Raw data:
___

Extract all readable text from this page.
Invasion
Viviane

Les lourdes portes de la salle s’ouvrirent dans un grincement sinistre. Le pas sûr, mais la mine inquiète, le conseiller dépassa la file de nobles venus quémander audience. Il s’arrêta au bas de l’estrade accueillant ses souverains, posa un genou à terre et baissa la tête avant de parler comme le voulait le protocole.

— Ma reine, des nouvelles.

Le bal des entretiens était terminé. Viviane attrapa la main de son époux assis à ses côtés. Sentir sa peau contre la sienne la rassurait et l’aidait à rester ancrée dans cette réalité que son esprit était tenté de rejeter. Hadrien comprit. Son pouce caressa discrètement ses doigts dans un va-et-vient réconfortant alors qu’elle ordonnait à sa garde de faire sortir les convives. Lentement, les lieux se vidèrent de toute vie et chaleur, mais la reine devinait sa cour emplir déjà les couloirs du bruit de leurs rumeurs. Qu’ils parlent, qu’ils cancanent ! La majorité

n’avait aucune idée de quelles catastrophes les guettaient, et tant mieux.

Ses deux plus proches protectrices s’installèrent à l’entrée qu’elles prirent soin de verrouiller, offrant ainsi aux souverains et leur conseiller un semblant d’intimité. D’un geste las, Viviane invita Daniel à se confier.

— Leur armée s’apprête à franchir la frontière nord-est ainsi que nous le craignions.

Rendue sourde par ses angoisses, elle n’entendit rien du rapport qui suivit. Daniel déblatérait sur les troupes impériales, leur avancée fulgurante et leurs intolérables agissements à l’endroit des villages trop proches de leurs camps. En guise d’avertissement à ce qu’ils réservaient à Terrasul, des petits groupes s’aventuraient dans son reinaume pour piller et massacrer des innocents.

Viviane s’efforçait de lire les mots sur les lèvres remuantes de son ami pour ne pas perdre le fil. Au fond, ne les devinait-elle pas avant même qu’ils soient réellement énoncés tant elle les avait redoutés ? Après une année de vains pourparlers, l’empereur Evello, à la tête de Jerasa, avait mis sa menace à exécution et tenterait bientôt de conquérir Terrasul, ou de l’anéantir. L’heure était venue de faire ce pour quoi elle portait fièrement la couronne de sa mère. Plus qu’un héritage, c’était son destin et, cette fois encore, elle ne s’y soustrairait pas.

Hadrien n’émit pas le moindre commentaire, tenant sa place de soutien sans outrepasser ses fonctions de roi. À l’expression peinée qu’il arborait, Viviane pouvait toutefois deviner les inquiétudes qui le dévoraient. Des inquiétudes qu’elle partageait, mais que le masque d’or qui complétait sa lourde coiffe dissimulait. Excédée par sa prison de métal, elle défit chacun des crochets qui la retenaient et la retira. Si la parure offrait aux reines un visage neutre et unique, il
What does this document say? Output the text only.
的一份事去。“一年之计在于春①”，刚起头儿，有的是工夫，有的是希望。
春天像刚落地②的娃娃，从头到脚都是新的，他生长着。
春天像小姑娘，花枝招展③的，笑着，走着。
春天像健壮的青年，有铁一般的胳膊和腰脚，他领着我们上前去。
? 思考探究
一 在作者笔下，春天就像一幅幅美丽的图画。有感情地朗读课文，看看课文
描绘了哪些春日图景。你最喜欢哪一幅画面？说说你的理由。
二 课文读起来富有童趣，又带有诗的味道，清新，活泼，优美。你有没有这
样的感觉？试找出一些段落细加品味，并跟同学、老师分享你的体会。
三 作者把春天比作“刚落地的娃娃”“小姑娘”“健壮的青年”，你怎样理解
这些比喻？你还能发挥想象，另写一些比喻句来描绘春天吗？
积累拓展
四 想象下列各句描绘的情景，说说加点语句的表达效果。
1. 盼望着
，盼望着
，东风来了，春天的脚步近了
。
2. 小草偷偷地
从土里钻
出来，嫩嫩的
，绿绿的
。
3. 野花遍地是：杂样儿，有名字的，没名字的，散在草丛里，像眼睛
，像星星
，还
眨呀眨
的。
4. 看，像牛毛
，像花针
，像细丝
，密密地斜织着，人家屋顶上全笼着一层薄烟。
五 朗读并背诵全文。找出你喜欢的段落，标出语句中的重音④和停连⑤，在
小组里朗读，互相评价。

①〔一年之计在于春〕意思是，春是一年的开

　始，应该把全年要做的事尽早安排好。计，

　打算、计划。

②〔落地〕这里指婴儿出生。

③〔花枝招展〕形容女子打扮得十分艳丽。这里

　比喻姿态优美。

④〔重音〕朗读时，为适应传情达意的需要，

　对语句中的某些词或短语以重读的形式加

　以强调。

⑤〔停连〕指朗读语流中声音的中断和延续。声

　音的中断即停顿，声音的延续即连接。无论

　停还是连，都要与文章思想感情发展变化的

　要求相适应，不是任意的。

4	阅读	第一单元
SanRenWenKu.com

___

Problem to solve: Write the lines out exactly, from the one with "What does this" down to the last line of the listing, and leave out all others.

Written answer:
What does this document say? Output the text only.
的一份事去。“一年之计在于春①”，刚起头儿，有的是工夫，有的是希望。
春天像刚落地②的娃娃，从头到脚都是新的，他生长着。
春天像小姑娘，花枝招展③的，笑着，走着。
春天像健壮的青年，有铁一般的胳膊和腰脚，他领着我们上前去。
? 思考探究
一 在作者笔下，春天就像一幅幅美丽的图画。有感情地朗读课文，看看课文
描绘了哪些春日图景。你最喜欢哪一幅画面？说说你的理由。
二 课文读起来富有童趣，又带有诗的味道，清新，活泼，优美。你有没有这
样的感觉？试找出一些段落细加品味，并跟同学、老师分享你的体会。
三 作者把春天比作“刚落地的娃娃”“小姑娘”“健壮的青年”，你怎样理解
这些比喻？你还能发挥想象，另写一些比喻句来描绘春天吗？
积累拓展
四 想象下列各句描绘的情景，说说加点语句的表达效果。
1. 盼望着
，盼望着
，东风来了，春天的脚步近了
。
2. 小草偷偷地
从土里钻
出来，嫩嫩的
，绿绿的
。
3. 野花遍地是：杂样儿，有名字的，没名字的，散在草丛里，像眼睛
，像星星
，还
眨呀眨
的。
4. 看，像牛毛
，像花针
，像细丝
，密密地斜织着，人家屋顶上全笼着一层薄烟。
五 朗读并背诵全文。找出你喜欢的段落，标出语句中的重音④和停连⑤，在
小组里朗读，互相评价。

①〔一年之计在于春〕意思是，春是一年的开

　始，应该把全年要做的事尽早安排好。计，

　打算、计划。

②〔落地〕这里指婴儿出生。

③〔花枝招展〕形容女子打扮得十分艳丽。这里

　比喻姿态优美。

④〔重音〕朗读时，为适应传情达意的需要，

　对语句中的某些词或短语以重读的形式加

　以强调。

⑤〔停连〕指朗读语流中声音的中断和延续。声

　音的中断即停顿，声音的延续即连接。无论

　停还是连，都要与文章思想感情发展变化的

　要求相适应，不是任意的。

4	阅读	第一单元
SanRenWenKu.com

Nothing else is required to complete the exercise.